**EXERCISE REQUIREMENTS**. Write out the data again exactly, skipping every picture.
-=-=-=-=-
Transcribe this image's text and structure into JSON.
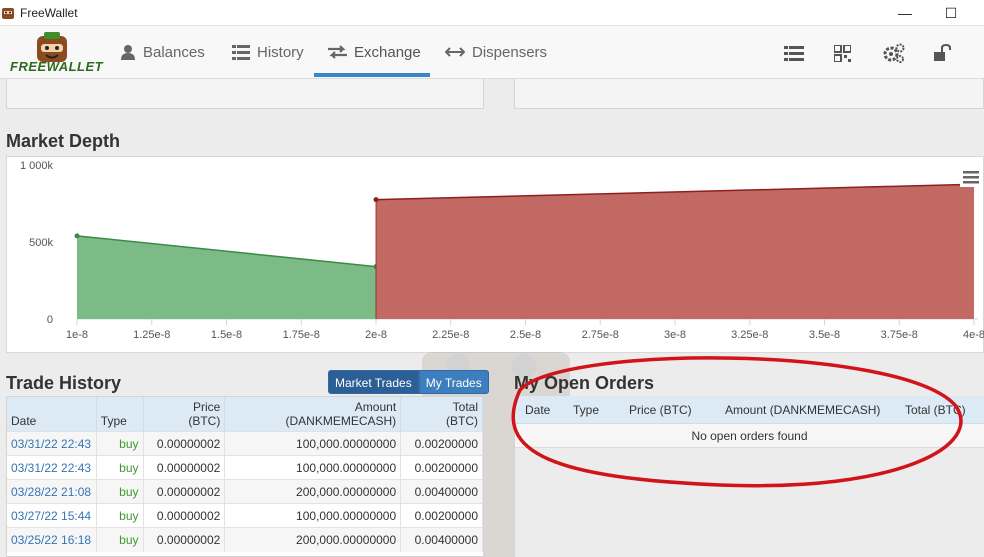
{
  "window": {
    "title": "FreeWallet",
    "minimize_glyph": "—",
    "maximize_glyph": "☐"
  },
  "brand": {
    "name": "FREEWALLET"
  },
  "nav": {
    "items": [
      {
        "label": "Balances",
        "icon": "user-icon"
      },
      {
        "label": "History",
        "icon": "list-icon"
      },
      {
        "label": "Exchange",
        "icon": "exchange-icon",
        "active": true
      },
      {
        "label": "Dispensers",
        "icon": "arrows-horizontal-icon"
      }
    ],
    "tools": [
      "menu-list-icon",
      "qr-code-icon",
      "gears-icon",
      "unlock-icon"
    ]
  },
  "market_depth": {
    "title": "Market Depth"
  },
  "chart_data": {
    "type": "area",
    "title": "",
    "xlabel": "",
    "ylabel": "",
    "x_ticks": [
      "1e-8",
      "1.25e-8",
      "1.5e-8",
      "1.75e-8",
      "2e-8",
      "2.25e-8",
      "2.5e-8",
      "2.75e-8",
      "3e-8",
      "3.25e-8",
      "3.5e-8",
      "3.75e-8",
      "4e-8"
    ],
    "y_ticks": [
      "0",
      "500k",
      "1 000k"
    ],
    "xlim": [
      1e-08,
      4e-08
    ],
    "ylim": [
      0,
      1000000
    ],
    "grid": false,
    "series": [
      {
        "role": "bids",
        "color": "#7cbb86",
        "line_color": "#3d8a45",
        "points": [
          [
            1e-08,
            540000
          ],
          [
            2e-08,
            340000
          ]
        ]
      },
      {
        "role": "asks",
        "color": "#c26964",
        "line_color": "#8e1f1f",
        "points": [
          [
            2e-08,
            775000
          ],
          [
            4e-08,
            875000
          ]
        ]
      }
    ]
  },
  "trade_history": {
    "title": "Trade History",
    "toggle": [
      "Market Trades",
      "My Trades"
    ],
    "columns": [
      {
        "line1": "",
        "line2": "Date"
      },
      {
        "line1": "",
        "line2": "Type"
      },
      {
        "line1": "Price",
        "line2": "(BTC)"
      },
      {
        "line1": "Amount",
        "line2": "(DANKMEMECASH)"
      },
      {
        "line1": "Total",
        "line2": "(BTC)"
      }
    ],
    "rows": [
      {
        "date": "03/31/22 22:43",
        "type": "buy",
        "price": "0.00000002",
        "amount": "100,000.00000000",
        "total": "0.00200000"
      },
      {
        "date": "03/31/22 22:43",
        "type": "buy",
        "price": "0.00000002",
        "amount": "100,000.00000000",
        "total": "0.00200000"
      },
      {
        "date": "03/28/22 21:08",
        "type": "buy",
        "price": "0.00000002",
        "amount": "200,000.00000000",
        "total": "0.00400000"
      },
      {
        "date": "03/27/22 15:44",
        "type": "buy",
        "price": "0.00000002",
        "amount": "100,000.00000000",
        "total": "0.00200000"
      },
      {
        "date": "03/25/22 16:18",
        "type": "buy",
        "price": "0.00000002",
        "amount": "200,000.00000000",
        "total": "0.00400000"
      }
    ]
  },
  "open_orders": {
    "title": "My Open Orders",
    "columns": [
      "Date",
      "Type",
      "Price (BTC)",
      "Amount (DANKMEMECASH)",
      "Total (BTC)"
    ],
    "empty_message": "No open orders found"
  },
  "colors": {
    "accent": "#3a87c8",
    "annotation": "#d0141a"
  }
}
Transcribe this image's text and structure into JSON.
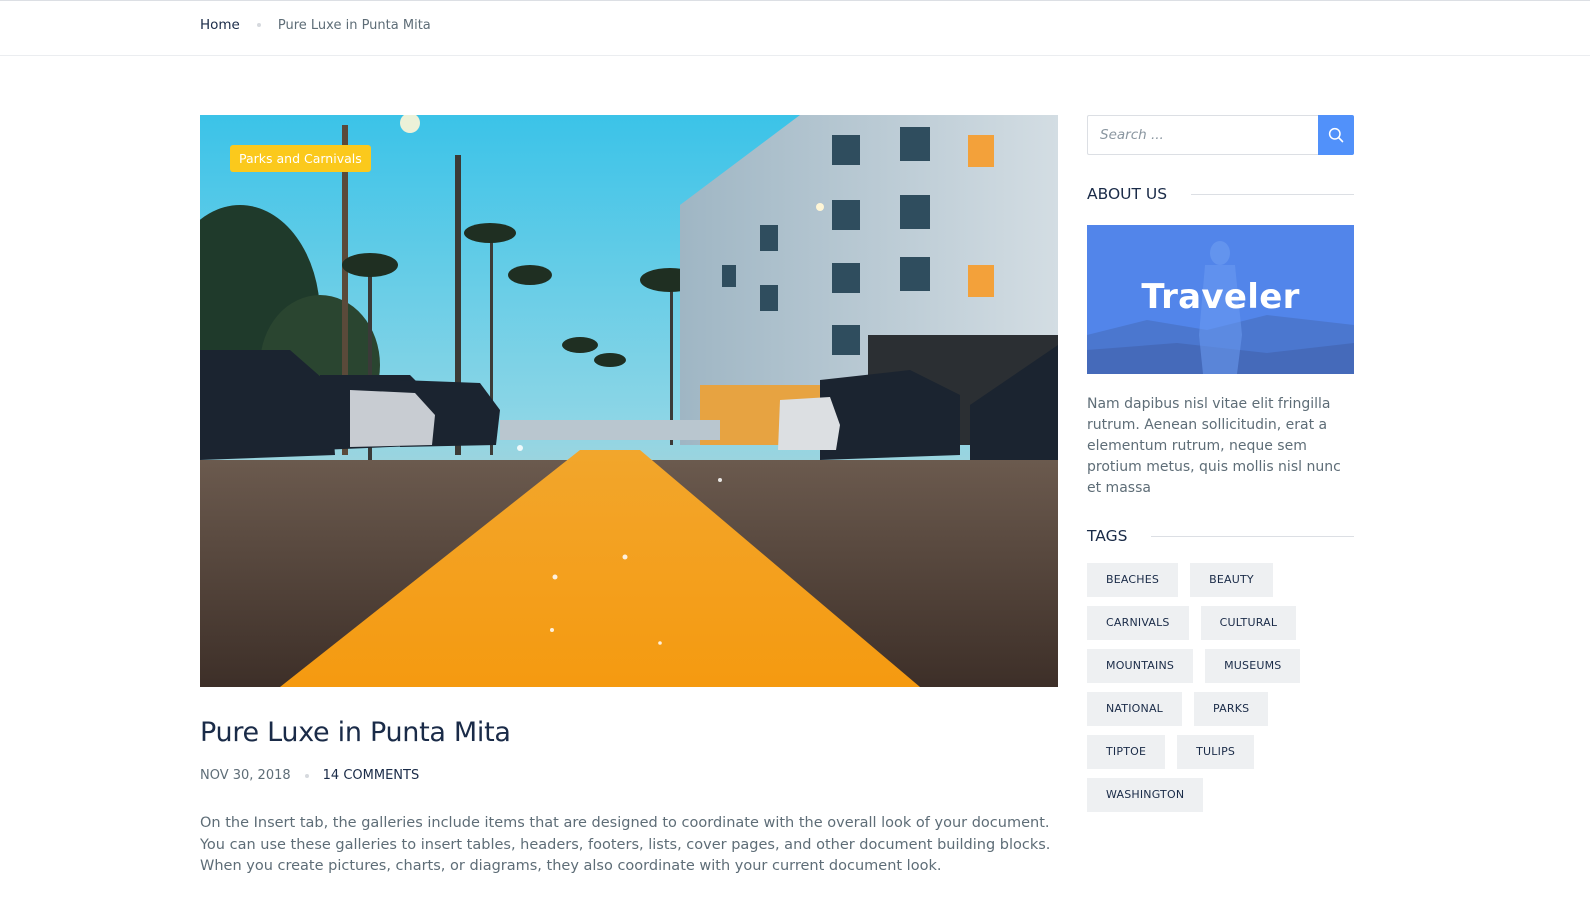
{
  "breadcrumb": {
    "home": "Home",
    "current": "Pure Luxe in Punta Mita"
  },
  "post": {
    "category": "Parks and Carnivals",
    "title": "Pure Luxe in Punta Mita",
    "date": "NOV 30, 2018",
    "comments": "14 COMMENTS",
    "excerpt": "On the Insert tab, the galleries include items that are designed to coordinate with the overall look of your document. You can use these galleries to insert tables, headers, footers, lists, cover pages, and other document building blocks. When you create pictures, charts, or diagrams, they also coordinate with your current document look."
  },
  "sidebar": {
    "search": {
      "placeholder": "Search ..."
    },
    "about": {
      "title": "ABOUT US",
      "banner_text": "Traveler",
      "text": "Nam dapibus nisl vitae elit fringilla rutrum. Aenean sollicitudin, erat a elementum rutrum, neque sem protium metus, quis mollis nisl nunc et massa"
    },
    "tags": {
      "title": "TAGS",
      "items": [
        "BEACHES",
        "BEAUTY",
        "CARNIVALS",
        "CULTURAL",
        "MOUNTAINS",
        "MUSEUMS",
        "NATIONAL",
        "PARKS",
        "TIPTOE",
        "TULIPS",
        "WASHINGTON"
      ]
    }
  },
  "colors": {
    "accent": "#5191fa",
    "badge": "#fbc91c",
    "heading": "#1a2b48",
    "body_text": "#5e6d77",
    "tag_bg": "#eef0f2"
  },
  "icons": {
    "search_button": "search-icon"
  }
}
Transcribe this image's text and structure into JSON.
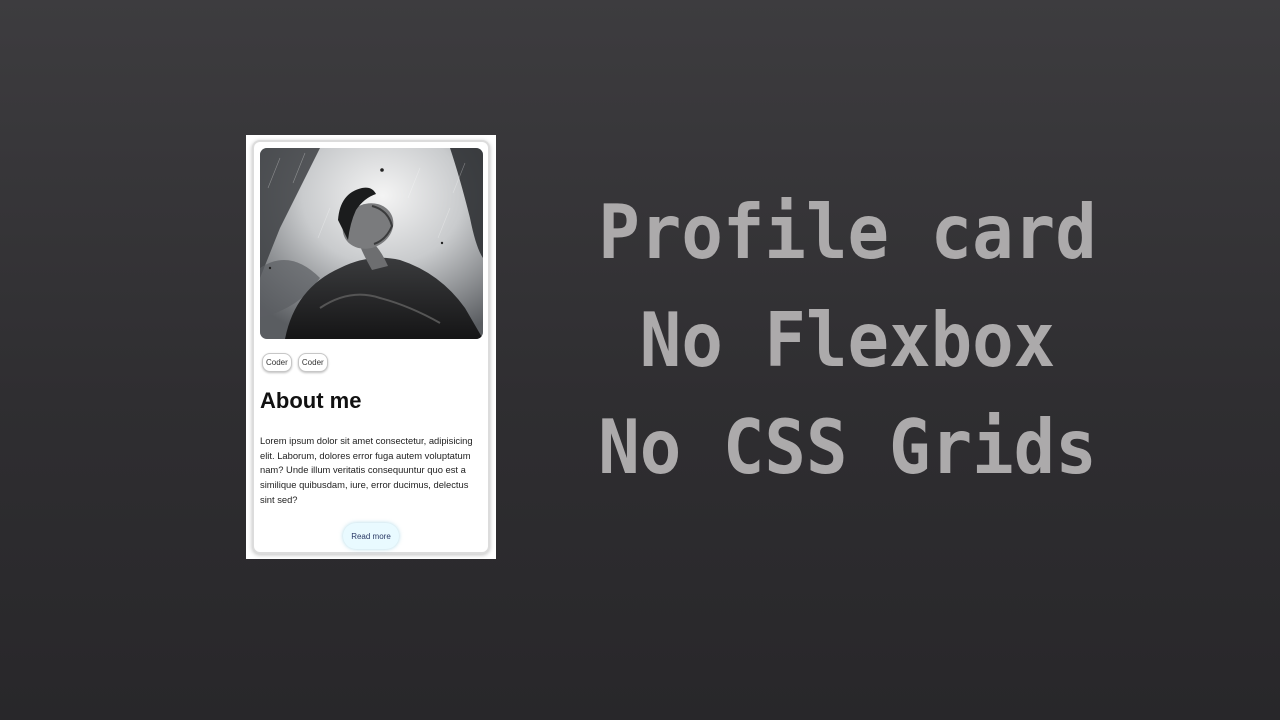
-=-=-=-=-
**TASK OUTPUT**.
Transcribe this image's text and structure into JSON.
{
  "window": {
    "title": "FreeWallet",
    "minimize_glyph": "—",
    "maximize_glyph": "☐"
  },
  "brand": {
    "name": "FREEWALLET"
  },
  "nav": {
    "items": [
      {
        "label": "Balances",
        "icon": "user-icon"
      },
      {
        "label": "History",
        "icon": "list-icon"
      },
      {
        "label": "Exchange",
        "icon": "exchange-icon",
        "active": true
      },
      {
        "label": "Dispensers",
        "icon": "arrows-horizontal-icon"
      }
    ],
    "tools": [
      "menu-list-icon",
      "qr-code-icon",
      "gears-icon",
      "unlock-icon"
    ]
  },
  "market_depth": {
    "title": "Market Depth"
  },
  "chart_data": {
    "type": "area",
    "title": "",
    "xlabel": "",
    "ylabel": "",
    "x_ticks": [
      "1e-8",
      "1.25e-8",
      "1.5e-8",
      "1.75e-8",
      "2e-8",
      "2.25e-8",
      "2.5e-8",
      "2.75e-8",
      "3e-8",
      "3.25e-8",
      "3.5e-8",
      "3.75e-8",
      "4e-8"
    ],
    "y_ticks": [
      "0",
      "500k",
      "1 000k"
    ],
    "xlim": [
      1e-08,
      4e-08
    ],
    "ylim": [
      0,
      1000000
    ],
    "grid": false,
    "series": [
      {
        "role": "bids",
        "color": "#7cbb86",
        "line_color": "#3d8a45",
        "points": [
          [
            1e-08,
            540000
          ],
          [
            2e-08,
            340000
          ]
        ]
      },
      {
        "role": "asks",
        "color": "#c26964",
        "line_color": "#8e1f1f",
        "points": [
          [
            2e-08,
            775000
          ],
          [
            4e-08,
            875000
          ]
        ]
      }
    ]
  },
  "trade_history": {
    "title": "Trade History",
    "toggle": [
      "Market Trades",
      "My Trades"
    ],
    "columns": [
      {
        "line1": "",
        "line2": "Date"
      },
      {
        "line1": "",
        "line2": "Type"
      },
      {
        "line1": "Price",
        "line2": "(BTC)"
      },
      {
        "line1": "Amount",
        "line2": "(DANKMEMECASH)"
      },
      {
        "line1": "Total",
        "line2": "(BTC)"
      }
    ],
    "rows": [
      {
        "date": "03/31/22 22:43",
        "type": "buy",
        "price": "0.00000002",
        "amount": "100,000.00000000",
        "total": "0.00200000"
      },
      {
        "date": "03/31/22 22:43",
        "type": "buy",
        "price": "0.00000002",
        "amount": "100,000.00000000",
        "total": "0.00200000"
      },
      {
        "date": "03/28/22 21:08",
        "type": "buy",
        "price": "0.00000002",
        "amount": "200,000.00000000",
        "total": "0.00400000"
      },
      {
        "date": "03/27/22 15:44",
        "type": "buy",
        "price": "0.00000002",
        "amount": "100,000.00000000",
        "total": "0.00200000"
      },
      {
        "date": "03/25/22 16:18",
        "type": "buy",
        "price": "0.00000002",
        "amount": "200,000.00000000",
        "total": "0.00400000"
      }
    ]
  },
  "open_orders": {
    "title": "My Open Orders",
    "columns": [
      "Date",
      "Type",
      "Price (BTC)",
      "Amount (DANKMEMECASH)",
      "Total (BTC)"
    ],
    "empty_message": "No open orders found"
  },
  "colors": {
    "accent": "#3a87c8",
    "annotation": "#d0141a"
  }
}
Transcribe this image's text and structure into JSON.
{
  "breadcrumb": {
    "home": "Home",
    "current": "Pure Luxe in Punta Mita"
  },
  "post": {
    "category": "Parks and Carnivals",
    "title": "Pure Luxe in Punta Mita",
    "date": "NOV 30, 2018",
    "comments": "14 COMMENTS",
    "excerpt": "On the Insert tab, the galleries include items that are designed to coordinate with the overall look of your document. You can use these galleries to insert tables, headers, footers, lists, cover pages, and other document building blocks. When you create pictures, charts, or diagrams, they also coordinate with your current document look."
  },
  "sidebar": {
    "search": {
      "placeholder": "Search ..."
    },
    "about": {
      "title": "ABOUT US",
      "banner_text": "Traveler",
      "text": "Nam dapibus nisl vitae elit fringilla rutrum. Aenean sollicitudin, erat a elementum rutrum, neque sem protium metus, quis mollis nisl nunc et massa"
    },
    "tags": {
      "title": "TAGS",
      "items": [
        "BEACHES",
        "BEAUTY",
        "CARNIVALS",
        "CULTURAL",
        "MOUNTAINS",
        "MUSEUMS",
        "NATIONAL",
        "PARKS",
        "TIPTOE",
        "TULIPS",
        "WASHINGTON"
      ]
    }
  },
  "colors": {
    "accent": "#5191fa",
    "badge": "#fbc91c",
    "heading": "#1a2b48",
    "body_text": "#5e6d77",
    "tag_bg": "#eef0f2"
  },
  "icons": {
    "search_button": "search-icon"
  }
}
Transcribe this image's text and structure into JSON.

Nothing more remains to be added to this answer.